[WHAT YOU HAVE TO DO] Pull out every line in the data that has the string "podpisu" in it.

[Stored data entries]

▼

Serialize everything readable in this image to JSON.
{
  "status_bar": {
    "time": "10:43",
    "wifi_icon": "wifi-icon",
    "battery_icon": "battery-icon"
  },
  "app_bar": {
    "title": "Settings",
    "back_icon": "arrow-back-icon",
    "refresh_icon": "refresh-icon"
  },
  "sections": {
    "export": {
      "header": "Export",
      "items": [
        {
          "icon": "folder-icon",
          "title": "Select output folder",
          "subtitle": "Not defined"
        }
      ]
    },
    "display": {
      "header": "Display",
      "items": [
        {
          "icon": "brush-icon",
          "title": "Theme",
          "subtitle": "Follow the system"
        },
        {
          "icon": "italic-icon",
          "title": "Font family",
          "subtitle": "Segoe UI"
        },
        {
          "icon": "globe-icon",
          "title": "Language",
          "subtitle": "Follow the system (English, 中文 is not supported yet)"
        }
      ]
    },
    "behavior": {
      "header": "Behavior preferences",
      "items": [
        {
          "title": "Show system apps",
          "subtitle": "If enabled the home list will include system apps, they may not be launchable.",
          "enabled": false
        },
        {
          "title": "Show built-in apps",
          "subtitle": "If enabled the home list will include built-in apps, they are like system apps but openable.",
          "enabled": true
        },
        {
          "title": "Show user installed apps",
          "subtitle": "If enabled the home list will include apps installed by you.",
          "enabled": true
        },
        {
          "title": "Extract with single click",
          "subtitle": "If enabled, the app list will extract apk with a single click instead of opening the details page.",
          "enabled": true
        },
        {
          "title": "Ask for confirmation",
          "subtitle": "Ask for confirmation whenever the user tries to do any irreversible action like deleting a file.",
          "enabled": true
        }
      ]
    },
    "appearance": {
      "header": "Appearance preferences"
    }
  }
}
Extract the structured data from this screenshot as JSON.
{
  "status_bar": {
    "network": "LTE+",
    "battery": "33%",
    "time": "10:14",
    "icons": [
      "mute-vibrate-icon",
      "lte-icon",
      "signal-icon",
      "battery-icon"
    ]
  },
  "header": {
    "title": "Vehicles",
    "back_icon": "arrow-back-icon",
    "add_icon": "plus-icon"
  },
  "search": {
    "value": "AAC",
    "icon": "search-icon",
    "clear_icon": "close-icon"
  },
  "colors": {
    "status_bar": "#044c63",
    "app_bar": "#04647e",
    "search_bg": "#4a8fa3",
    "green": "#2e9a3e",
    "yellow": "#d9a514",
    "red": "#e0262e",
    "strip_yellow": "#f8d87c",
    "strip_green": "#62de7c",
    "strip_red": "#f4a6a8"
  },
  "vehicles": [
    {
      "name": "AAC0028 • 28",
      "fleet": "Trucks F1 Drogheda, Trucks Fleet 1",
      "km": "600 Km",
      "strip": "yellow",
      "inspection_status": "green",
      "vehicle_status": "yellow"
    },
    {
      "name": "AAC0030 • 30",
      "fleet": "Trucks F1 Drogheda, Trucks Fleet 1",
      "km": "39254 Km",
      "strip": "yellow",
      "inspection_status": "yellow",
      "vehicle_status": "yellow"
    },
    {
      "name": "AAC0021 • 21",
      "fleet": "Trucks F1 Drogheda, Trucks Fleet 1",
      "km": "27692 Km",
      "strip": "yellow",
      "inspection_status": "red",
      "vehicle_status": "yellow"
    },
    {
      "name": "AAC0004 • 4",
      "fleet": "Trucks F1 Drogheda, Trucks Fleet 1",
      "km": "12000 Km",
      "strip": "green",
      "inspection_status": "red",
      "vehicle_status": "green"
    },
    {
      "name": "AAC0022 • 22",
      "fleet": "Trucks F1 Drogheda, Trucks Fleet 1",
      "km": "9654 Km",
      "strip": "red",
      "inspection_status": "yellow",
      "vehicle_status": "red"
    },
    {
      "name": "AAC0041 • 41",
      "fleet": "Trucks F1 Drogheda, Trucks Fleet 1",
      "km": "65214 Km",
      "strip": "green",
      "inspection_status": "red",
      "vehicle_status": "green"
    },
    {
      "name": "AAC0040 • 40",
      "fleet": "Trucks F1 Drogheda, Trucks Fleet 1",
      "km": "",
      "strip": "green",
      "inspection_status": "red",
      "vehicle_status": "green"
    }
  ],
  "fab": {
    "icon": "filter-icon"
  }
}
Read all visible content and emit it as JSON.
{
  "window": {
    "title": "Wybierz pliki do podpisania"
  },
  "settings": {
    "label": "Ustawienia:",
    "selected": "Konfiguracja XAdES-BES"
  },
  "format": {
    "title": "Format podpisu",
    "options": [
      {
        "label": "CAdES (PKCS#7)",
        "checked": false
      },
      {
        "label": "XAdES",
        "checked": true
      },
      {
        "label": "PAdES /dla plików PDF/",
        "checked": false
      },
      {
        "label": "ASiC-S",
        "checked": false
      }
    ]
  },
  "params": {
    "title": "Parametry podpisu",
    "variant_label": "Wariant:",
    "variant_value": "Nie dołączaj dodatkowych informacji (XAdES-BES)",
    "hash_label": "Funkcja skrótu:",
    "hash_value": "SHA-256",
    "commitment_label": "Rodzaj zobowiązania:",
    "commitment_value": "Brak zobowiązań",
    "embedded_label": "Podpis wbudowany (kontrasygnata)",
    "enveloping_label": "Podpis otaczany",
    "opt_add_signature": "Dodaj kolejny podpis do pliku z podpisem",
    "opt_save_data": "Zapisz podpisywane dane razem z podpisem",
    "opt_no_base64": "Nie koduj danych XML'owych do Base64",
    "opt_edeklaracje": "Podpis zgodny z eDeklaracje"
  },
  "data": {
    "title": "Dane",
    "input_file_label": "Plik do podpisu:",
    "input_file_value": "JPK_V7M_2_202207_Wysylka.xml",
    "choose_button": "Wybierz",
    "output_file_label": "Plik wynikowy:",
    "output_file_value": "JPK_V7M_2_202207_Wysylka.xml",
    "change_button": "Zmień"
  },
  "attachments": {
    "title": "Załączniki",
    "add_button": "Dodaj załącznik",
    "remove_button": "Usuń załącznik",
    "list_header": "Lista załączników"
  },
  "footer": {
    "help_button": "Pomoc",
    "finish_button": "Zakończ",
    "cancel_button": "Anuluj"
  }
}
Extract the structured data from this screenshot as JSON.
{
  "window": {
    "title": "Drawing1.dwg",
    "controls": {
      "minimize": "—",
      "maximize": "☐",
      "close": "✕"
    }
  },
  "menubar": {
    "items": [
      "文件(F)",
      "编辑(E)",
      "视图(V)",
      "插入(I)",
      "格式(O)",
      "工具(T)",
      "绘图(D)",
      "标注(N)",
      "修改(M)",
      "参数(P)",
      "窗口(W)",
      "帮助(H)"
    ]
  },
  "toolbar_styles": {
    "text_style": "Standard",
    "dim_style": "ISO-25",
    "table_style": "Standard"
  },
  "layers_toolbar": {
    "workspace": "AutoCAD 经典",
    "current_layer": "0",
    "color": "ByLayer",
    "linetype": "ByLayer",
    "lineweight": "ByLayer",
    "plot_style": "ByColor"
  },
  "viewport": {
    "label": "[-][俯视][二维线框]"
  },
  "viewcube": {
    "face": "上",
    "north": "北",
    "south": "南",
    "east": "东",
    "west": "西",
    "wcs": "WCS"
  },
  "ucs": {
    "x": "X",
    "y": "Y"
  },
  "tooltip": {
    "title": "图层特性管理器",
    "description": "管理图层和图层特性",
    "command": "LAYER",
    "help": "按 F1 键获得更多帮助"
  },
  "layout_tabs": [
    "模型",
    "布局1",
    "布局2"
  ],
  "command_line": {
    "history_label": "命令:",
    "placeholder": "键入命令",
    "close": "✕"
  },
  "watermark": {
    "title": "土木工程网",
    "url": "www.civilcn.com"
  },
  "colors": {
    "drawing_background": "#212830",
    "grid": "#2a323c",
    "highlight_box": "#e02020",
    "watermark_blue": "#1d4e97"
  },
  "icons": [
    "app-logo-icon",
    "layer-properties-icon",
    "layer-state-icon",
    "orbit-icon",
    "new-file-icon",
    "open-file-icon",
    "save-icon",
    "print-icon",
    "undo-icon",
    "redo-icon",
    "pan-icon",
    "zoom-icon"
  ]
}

▲

[TASK RESPONSE]
    "title": "Format podpisu",
    "title": "Parametry podpisu",
    "input_file_label": "Plik do podpisu:",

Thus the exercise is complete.